What the task requires — Take the material and output all of it exactly.

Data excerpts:

──────────────────────────────

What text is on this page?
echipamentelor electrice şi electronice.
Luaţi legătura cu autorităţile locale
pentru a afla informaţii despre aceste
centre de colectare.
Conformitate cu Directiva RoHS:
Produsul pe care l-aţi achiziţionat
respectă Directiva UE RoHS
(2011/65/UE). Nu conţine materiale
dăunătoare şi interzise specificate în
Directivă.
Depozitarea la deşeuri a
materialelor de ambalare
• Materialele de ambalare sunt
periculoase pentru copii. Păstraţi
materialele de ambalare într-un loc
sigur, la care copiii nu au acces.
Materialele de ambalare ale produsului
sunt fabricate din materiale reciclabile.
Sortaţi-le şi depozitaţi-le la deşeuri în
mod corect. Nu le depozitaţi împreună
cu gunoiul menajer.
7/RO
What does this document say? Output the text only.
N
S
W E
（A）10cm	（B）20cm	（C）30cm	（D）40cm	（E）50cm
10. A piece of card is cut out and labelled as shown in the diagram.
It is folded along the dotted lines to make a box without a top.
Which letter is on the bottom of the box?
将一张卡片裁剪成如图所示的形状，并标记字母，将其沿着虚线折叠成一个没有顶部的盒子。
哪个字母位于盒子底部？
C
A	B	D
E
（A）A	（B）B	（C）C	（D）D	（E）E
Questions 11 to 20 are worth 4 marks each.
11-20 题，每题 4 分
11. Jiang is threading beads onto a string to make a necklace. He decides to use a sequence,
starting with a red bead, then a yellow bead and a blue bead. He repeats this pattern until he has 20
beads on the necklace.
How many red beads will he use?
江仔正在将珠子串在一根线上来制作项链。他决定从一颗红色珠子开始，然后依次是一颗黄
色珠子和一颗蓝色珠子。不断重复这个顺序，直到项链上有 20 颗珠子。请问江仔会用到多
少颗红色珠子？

──────────────────────────────

Response to this task —
What text is on this page?
echipamentelor electrice şi electronice.
Luaţi legătura cu autorităţile locale
pentru a afla informaţii despre aceste
centre de colectare.
Conformitate cu Directiva RoHS:
Produsul pe care l-aţi achiziţionat
respectă Directiva UE RoHS
(2011/65/UE). Nu conţine materiale
dăunătoare şi interzise specificate în
Directivă.
Depozitarea la deşeuri a
materialelor de ambalare
• Materialele de ambalare sunt
periculoase pentru copii. Păstraţi
materialele de ambalare într-un loc
sigur, la care copiii nu au acces.
Materialele de ambalare ale produsului
sunt fabricate din materiale reciclabile.
Sortaţi-le şi depozitaţi-le la deşeuri în
mod corect. Nu le depozitaţi împreună
cu gunoiul menajer.
7/RO
What does this document say? Output the text only.
N
S
W E
（A）10cm	（B）20cm	（C）30cm	（D）40cm	（E）50cm
10. A piece of card is cut out and labelled as shown in the diagram.
It is folded along the dotted lines to make a box without a top.
Which letter is on the bottom of the box?
将一张卡片裁剪成如图所示的形状，并标记字母，将其沿着虚线折叠成一个没有顶部的盒子。
哪个字母位于盒子底部？
C
A	B	D
E
（A）A	（B）B	（C）C	（D）D	（E）E
Questions 11 to 20 are worth 4 marks each.
11-20 题，每题 4 分
11. Jiang is threading beads onto a string to make a necklace. He decides to use a sequence,
starting with a red bead, then a yellow bead and a blue bead. He repeats this pattern until he has 20
beads on the necklace.
How many red beads will he use?
江仔正在将珠子串在一根线上来制作项链。他决定从一颗红色珠子开始，然后依次是一颗黄
色珠子和一颗蓝色珠子。不断重复这个顺序，直到项链上有 20 颗珠子。请问江仔会用到多
少颗红色珠子？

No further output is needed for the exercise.